PROBLEM A: In the excerpt on social reporting, please rewrite the part between "The economy is a" and "unemployment and inflation.", inclusive, changing "economy" to "stock market".
PROBLEM B: Which two widely known indicators does the social reporting excerpt name as the context for judging the economy?

SELECTED PASSAGE:

####

Social Reporting in American Life

Chapter 1

We Can Do Better: Toward a New Public Dialogue on Social Health
What is the measure of a good society? How can we tell if social conditions are getting better or worse? We all have opinions about this country’s social well-being, of course, but it is often difficult to have a rational debate on the subject because the facts that should ground that debate are difficult to come by. In many respects, the information commonly available to the American public provides a very incomplete picture of the social state of the nation.
It is strange that this should be so in a country that puts such a high value on quantification. In our highly technical society, numbers give credibility. If we can measure a phenomenon, it seems real to us, and in many aspects of our national life, we have become accustomed to statistical reporting that is timely, precise, and widely accessible.
The economy is a perfect example. On any given day, we are deluged with highly specific information about the economy. As a result, most Americans have a fairly clear impression of how the economy is doing and can make judgments about its performance. Although people respond to the data based on their own perspectives, they generally do so in the context of widely known indicators such as unemployment and inflation.

####

DATA EXCERPT:
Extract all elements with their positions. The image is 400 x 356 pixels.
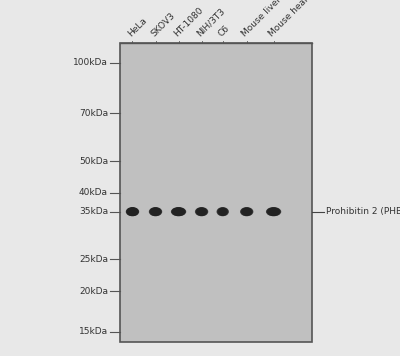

####

WORKED ANSWER A:
The stock market is a perfect example. On any given day, we are deluged with highly specific information about the stock market. As a result, most Americans have a fairly clear impression of how the stock market is doing and can make judgments about its performance. Although people respond to the data based on their own perspectives, they generally do so in the context of widely known indicators such as unemployment and inflation.

WORKED ANSWER B: Unemployment and inflation.